[Saved entries]
....

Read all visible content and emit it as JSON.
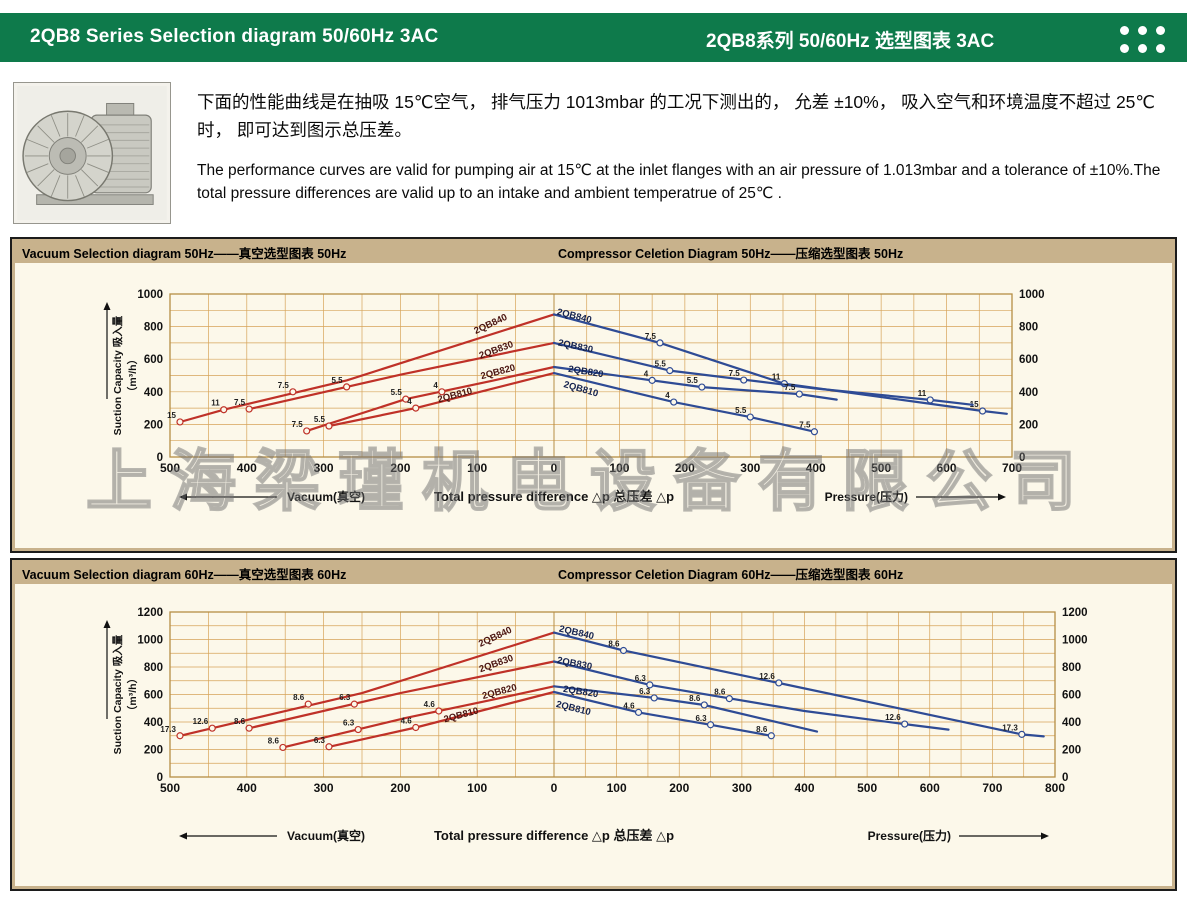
{
  "header": {
    "title_left": "2QB8 Series Selection diagram 50/60Hz 3AC",
    "title_right": "2QB8系列 50/60Hz 选型图表 3AC"
  },
  "intro": {
    "zh": "下面的性能曲线是在抽吸 15℃空气， 排气压力 1013mbar 的工况下测出的， 允差 ±10%， 吸入空气和环境温度不超过 25℃时， 即可达到图示总压差。",
    "en": "The performance curves are valid for pumping air at 15℃ at the inlet flanges with an air pressure of 1.013mbar and a tolerance of ±10%.The total pressure differences are valid up to an intake and ambient temperatrue of 25℃ ."
  },
  "watermark": "上海梁瑾机电设备有限公司",
  "chart_data": [
    {
      "type": "line",
      "frequency": "50Hz",
      "title_left": "Vacuum Selection diagram 50Hz——真空选型图表 50Hz",
      "title_right": "Compressor Celetion Diagram 50Hz——压缩选型图表 50Hz",
      "ylabel": "Suction Capacity 吸入量 （m³/h）",
      "xlabel_center": "Total pressure difference △p 总压差 △p",
      "xlabel_left": "Vacuum(真空)",
      "xlabel_right": "Pressure(压力)",
      "ylim": [
        0,
        1000
      ],
      "xlim": [
        -500,
        700
      ],
      "y_label_step": 200,
      "x_label_step": 100,
      "grid_minor_x": 50,
      "grid_minor_y": 100,
      "colors": {
        "vacuum": "#bf3128",
        "compressor": "#2e4b95",
        "vacuum_label": "#4a1410",
        "compressor_label": "#15234f"
      },
      "vacuum_series": [
        {
          "name": "2QB840",
          "points": [
            [
              -487,
              215
            ],
            [
              -430,
              290
            ],
            [
              -270,
              470
            ],
            [
              0,
              875
            ]
          ],
          "markers": [
            {
              "x": -487,
              "y": 215,
              "label": "15"
            },
            {
              "x": -430,
              "y": 290,
              "label": "11"
            },
            {
              "x": -340,
              "y": 400,
              "label": "7.5"
            }
          ],
          "label_pos": [
            -81,
            800
          ],
          "label_angle": -25
        },
        {
          "name": "2QB830",
          "points": [
            [
              -397,
              294
            ],
            [
              -200,
              505
            ],
            [
              0,
              700
            ]
          ],
          "markers": [
            {
              "x": -397,
              "y": 294,
              "label": "7.5"
            },
            {
              "x": -270,
              "y": 430,
              "label": "5.5"
            }
          ],
          "label_pos": [
            -74,
            640
          ],
          "label_angle": -20
        },
        {
          "name": "2QB820",
          "points": [
            [
              -322,
              160
            ],
            [
              -193,
              355
            ],
            [
              -80,
              468
            ],
            [
              0,
              552
            ]
          ],
          "markers": [
            {
              "x": -322,
              "y": 160,
              "label": "7.5"
            },
            {
              "x": -193,
              "y": 355,
              "label": "5.5"
            },
            {
              "x": -146,
              "y": 400,
              "label": "4"
            }
          ],
          "label_pos": [
            -72,
            505
          ],
          "label_angle": -15
        },
        {
          "name": "2QB810",
          "points": [
            [
              -293,
              190
            ],
            [
              -180,
              300
            ],
            [
              0,
              515
            ]
          ],
          "markers": [
            {
              "x": -293,
              "y": 190,
              "label": "5.5"
            },
            {
              "x": -180,
              "y": 300,
              "label": "4"
            }
          ],
          "label_pos": [
            -128,
            362
          ],
          "label_angle": -15
        }
      ],
      "compressor_series": [
        {
          "name": "2QB840",
          "points": [
            [
              0,
              875
            ],
            [
              162,
              700
            ],
            [
              352,
              450
            ],
            [
              655,
              282
            ],
            [
              692,
              265
            ]
          ],
          "markers": [
            {
              "x": 162,
              "y": 700,
              "label": "7.5"
            },
            {
              "x": 352,
              "y": 450,
              "label": "11"
            },
            {
              "x": 655,
              "y": 282,
              "label": "15"
            }
          ],
          "label_pos": [
            30,
            848
          ],
          "label_angle": 14
        },
        {
          "name": "2QB830",
          "points": [
            [
              0,
              700
            ],
            [
              177,
              530
            ],
            [
              400,
              420
            ],
            [
              575,
              350
            ],
            [
              640,
              320
            ]
          ],
          "markers": [
            {
              "x": 177,
              "y": 530,
              "label": "5.5"
            },
            {
              "x": 290,
              "y": 472,
              "label": "7.5"
            },
            {
              "x": 575,
              "y": 350,
              "label": "11"
            }
          ],
          "label_pos": [
            32,
            662
          ],
          "label_angle": 12
        },
        {
          "name": "2QB820",
          "points": [
            [
              0,
              552
            ],
            [
              150,
              470
            ],
            [
              226,
              429
            ],
            [
              375,
              386
            ],
            [
              432,
              352
            ]
          ],
          "markers": [
            {
              "x": 150,
              "y": 470,
              "label": "4"
            },
            {
              "x": 226,
              "y": 429,
              "label": "5.5"
            },
            {
              "x": 375,
              "y": 386,
              "label": "7.5"
            }
          ],
          "label_pos": [
            48,
            506
          ],
          "label_angle": 9
        },
        {
          "name": "2QB810",
          "points": [
            [
              0,
              515
            ],
            [
              183,
              337
            ],
            [
              300,
              245
            ],
            [
              398,
              155
            ]
          ],
          "markers": [
            {
              "x": 183,
              "y": 337,
              "label": "4"
            },
            {
              "x": 300,
              "y": 245,
              "label": "5.5"
            },
            {
              "x": 398,
              "y": 155,
              "label": "7.5"
            }
          ],
          "label_pos": [
            40,
            400
          ],
          "label_angle": 16
        }
      ]
    },
    {
      "type": "line",
      "frequency": "60Hz",
      "title_left": "Vacuum Selection diagram 60Hz——真空选型图表 60Hz",
      "title_right": "Compressor Celetion Diagram 60Hz——压缩选型图表 60Hz",
      "ylabel": "Suction Capacity 吸入量 （m³/h）",
      "xlabel_center": "Total pressure difference △p 总压差 △p",
      "xlabel_left": "Vacuum(真空)",
      "xlabel_right": "Pressure(压力)",
      "ylim": [
        0,
        1200
      ],
      "xlim": [
        -500,
        800
      ],
      "y_label_step": 200,
      "x_label_step": 100,
      "grid_minor_x": 50,
      "grid_minor_y": 100,
      "colors": {
        "vacuum": "#bf3128",
        "compressor": "#2e4b95",
        "vacuum_label": "#4a1410",
        "compressor_label": "#15234f"
      },
      "vacuum_series": [
        {
          "name": "2QB840",
          "points": [
            [
              -487,
              300
            ],
            [
              -445,
              355
            ],
            [
              -250,
              610
            ],
            [
              0,
              1050
            ]
          ],
          "markers": [
            {
              "x": -487,
              "y": 300,
              "label": "17.3"
            },
            {
              "x": -445,
              "y": 355,
              "label": "12.6"
            },
            {
              "x": -320,
              "y": 530,
              "label": "8.6"
            }
          ],
          "label_pos": [
            -75,
            1000
          ],
          "label_angle": -25
        },
        {
          "name": "2QB830",
          "points": [
            [
              -397,
              355
            ],
            [
              -200,
              610
            ],
            [
              0,
              840
            ]
          ],
          "markers": [
            {
              "x": -397,
              "y": 355,
              "label": "8.6"
            },
            {
              "x": -260,
              "y": 530,
              "label": "6.3"
            }
          ],
          "label_pos": [
            -74,
            805
          ],
          "label_angle": -20
        },
        {
          "name": "2QB820",
          "points": [
            [
              -353,
              215
            ],
            [
              -193,
              430
            ],
            [
              -80,
              562
            ],
            [
              0,
              660
            ]
          ],
          "markers": [
            {
              "x": -353,
              "y": 215,
              "label": "8.6"
            },
            {
              "x": -255,
              "y": 345,
              "label": "6.3"
            },
            {
              "x": -150,
              "y": 480,
              "label": "4.6"
            }
          ],
          "label_pos": [
            -70,
            600
          ],
          "label_angle": -15
        },
        {
          "name": "2QB810",
          "points": [
            [
              -293,
              220
            ],
            [
              -180,
              360
            ],
            [
              0,
              618
            ]
          ],
          "markers": [
            {
              "x": -293,
              "y": 220,
              "label": "6.3"
            },
            {
              "x": -180,
              "y": 360,
              "label": "4.6"
            }
          ],
          "label_pos": [
            -120,
            430
          ],
          "label_angle": -15
        }
      ],
      "compressor_series": [
        {
          "name": "2QB840",
          "points": [
            [
              0,
              1050
            ],
            [
              111,
              920
            ],
            [
              359,
              684
            ],
            [
              747,
              310
            ],
            [
              782,
              295
            ]
          ],
          "markers": [
            {
              "x": 111,
              "y": 920,
              "label": "8.6"
            },
            {
              "x": 359,
              "y": 684,
              "label": "12.6"
            },
            {
              "x": 747,
              "y": 310,
              "label": "17.3"
            }
          ],
          "label_pos": [
            35,
            1030
          ],
          "label_angle": 13
        },
        {
          "name": "2QB830",
          "points": [
            [
              0,
              840
            ],
            [
              153,
              670
            ],
            [
              400,
              480
            ],
            [
              560,
              385
            ],
            [
              630,
              345
            ]
          ],
          "markers": [
            {
              "x": 153,
              "y": 670,
              "label": "6.3"
            },
            {
              "x": 280,
              "y": 570,
              "label": "8.6"
            },
            {
              "x": 560,
              "y": 385,
              "label": "12.6"
            }
          ],
          "label_pos": [
            32,
            805
          ],
          "label_angle": 11
        },
        {
          "name": "2QB820",
          "points": [
            [
              0,
              660
            ],
            [
              160,
              575
            ],
            [
              240,
              524
            ],
            [
              420,
              330
            ]
          ],
          "markers": [
            {
              "x": 160,
              "y": 575,
              "label": "6.3"
            },
            {
              "x": 240,
              "y": 524,
              "label": "8.6"
            }
          ],
          "label_pos": [
            42,
            600
          ],
          "label_angle": 9
        },
        {
          "name": "2QB810",
          "points": [
            [
              0,
              618
            ],
            [
              135,
              470
            ],
            [
              250,
              380
            ],
            [
              347,
              300
            ]
          ],
          "markers": [
            {
              "x": 135,
              "y": 470,
              "label": "4.6"
            },
            {
              "x": 250,
              "y": 380,
              "label": "6.3"
            },
            {
              "x": 347,
              "y": 300,
              "label": "8.6"
            }
          ],
          "label_pos": [
            30,
            480
          ],
          "label_angle": 14
        }
      ]
    }
  ]
}
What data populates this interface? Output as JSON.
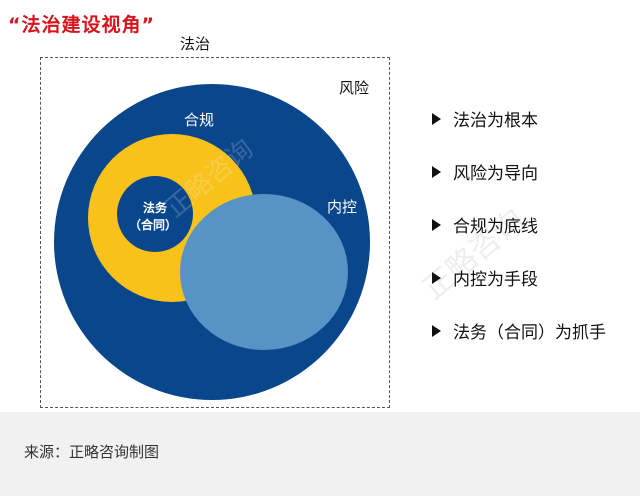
{
  "title": "“法治建设视角”",
  "frame_label": "法治",
  "diagram": {
    "outer_label": "风险",
    "risk_circle_label": "合规",
    "inner_label_line1": "法务",
    "inner_label_line2": "（合同）",
    "control_label": "内控",
    "watermark_circle": "正略咨询",
    "watermark_side": "正略咨询",
    "colors": {
      "dark_blue": "#0a468c",
      "yellow": "#f8c21b",
      "light_blue": "#5893c6"
    }
  },
  "points": [
    "法治为根本",
    "风险为导向",
    "合规为底线",
    "内控为手段",
    "法务（合同）为抓手"
  ],
  "caption": "来源：正略咨询制图"
}
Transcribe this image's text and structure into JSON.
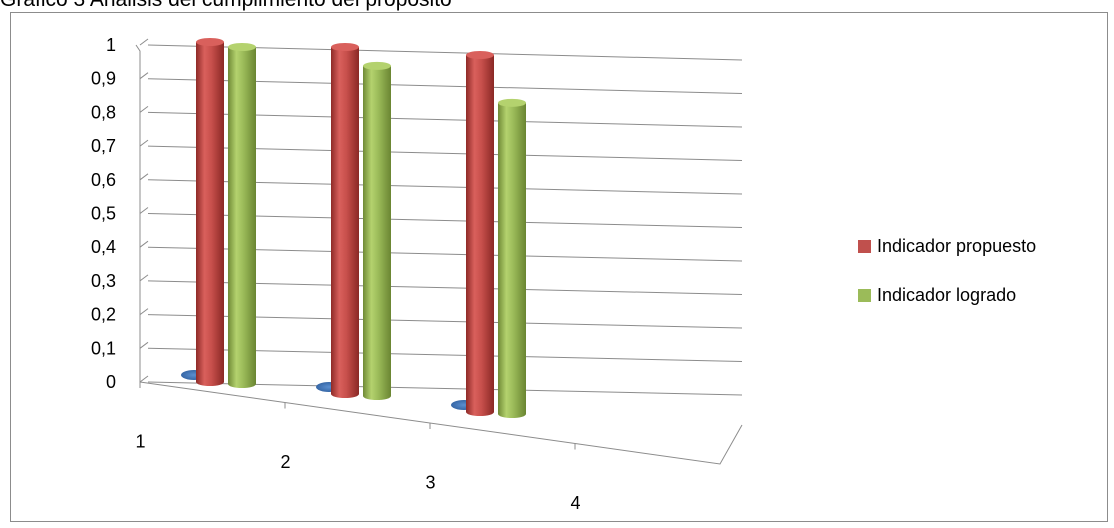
{
  "title": "Gráfico 3 Análisis del cumplimiento del propósito",
  "colors": {
    "series_primary": "#c0504d",
    "series_secondary": "#9bbb59",
    "series_tertiary": "#4f81bd",
    "gridline": "#8c8c8c"
  },
  "chart_data": {
    "type": "bar",
    "style": "3d-cylinder",
    "categories": [
      "1",
      "2",
      "3",
      "4"
    ],
    "series": [
      {
        "name": "",
        "values": [
          0,
          0,
          0,
          null
        ],
        "color": "#4f81bd"
      },
      {
        "name": "Indicador propuesto",
        "values": [
          1,
          1,
          1,
          null
        ],
        "color": "#c0504d"
      },
      {
        "name": "Indicador logrado",
        "values": [
          1,
          0.96,
          0.88,
          null
        ],
        "color": "#9bbb59"
      }
    ],
    "ylim": [
      0,
      1
    ],
    "yticks": [
      "0",
      "0,1",
      "0,2",
      "0,3",
      "0,4",
      "0,5",
      "0,6",
      "0,7",
      "0,8",
      "0,9",
      "1"
    ],
    "grid": true,
    "legend_position": "right"
  }
}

....

◆ Your instructions: Extract the lines beginning with the one that contains "What data populates" and ending with the last line of the listing. Keep them exact and drop the pictures.

◆ Worked answer:
What data populates this interface? Output as JSON.
{
  "title": "“法治建设视角”",
  "frame_label": "法治",
  "diagram": {
    "outer_label": "风险",
    "risk_circle_label": "合规",
    "inner_label_line1": "法务",
    "inner_label_line2": "（合同）",
    "control_label": "内控",
    "watermark_circle": "正略咨询",
    "watermark_side": "正略咨询",
    "colors": {
      "dark_blue": "#0a468c",
      "yellow": "#f8c21b",
      "light_blue": "#5893c6"
    }
  },
  "points": [
    "法治为根本",
    "风险为导向",
    "合规为底线",
    "内控为手段",
    "法务（合同）为抓手"
  ],
  "caption": "来源：正略咨询制图"
}
Transcribe this image's text and structure into JSON.
{
  "title": "Gráfico 3 Análisis del cumplimiento del propósito",
  "colors": {
    "series_primary": "#c0504d",
    "series_secondary": "#9bbb59",
    "series_tertiary": "#4f81bd",
    "gridline": "#8c8c8c"
  },
  "chart_data": {
    "type": "bar",
    "style": "3d-cylinder",
    "categories": [
      "1",
      "2",
      "3",
      "4"
    ],
    "series": [
      {
        "name": "",
        "values": [
          0,
          0,
          0,
          null
        ],
        "color": "#4f81bd"
      },
      {
        "name": "Indicador propuesto",
        "values": [
          1,
          1,
          1,
          null
        ],
        "color": "#c0504d"
      },
      {
        "name": "Indicador logrado",
        "values": [
          1,
          0.96,
          0.88,
          null
        ],
        "color": "#9bbb59"
      }
    ],
    "ylim": [
      0,
      1
    ],
    "yticks": [
      "0",
      "0,1",
      "0,2",
      "0,3",
      "0,4",
      "0,5",
      "0,6",
      "0,7",
      "0,8",
      "0,9",
      "1"
    ],
    "grid": true,
    "legend_position": "right"
  }
}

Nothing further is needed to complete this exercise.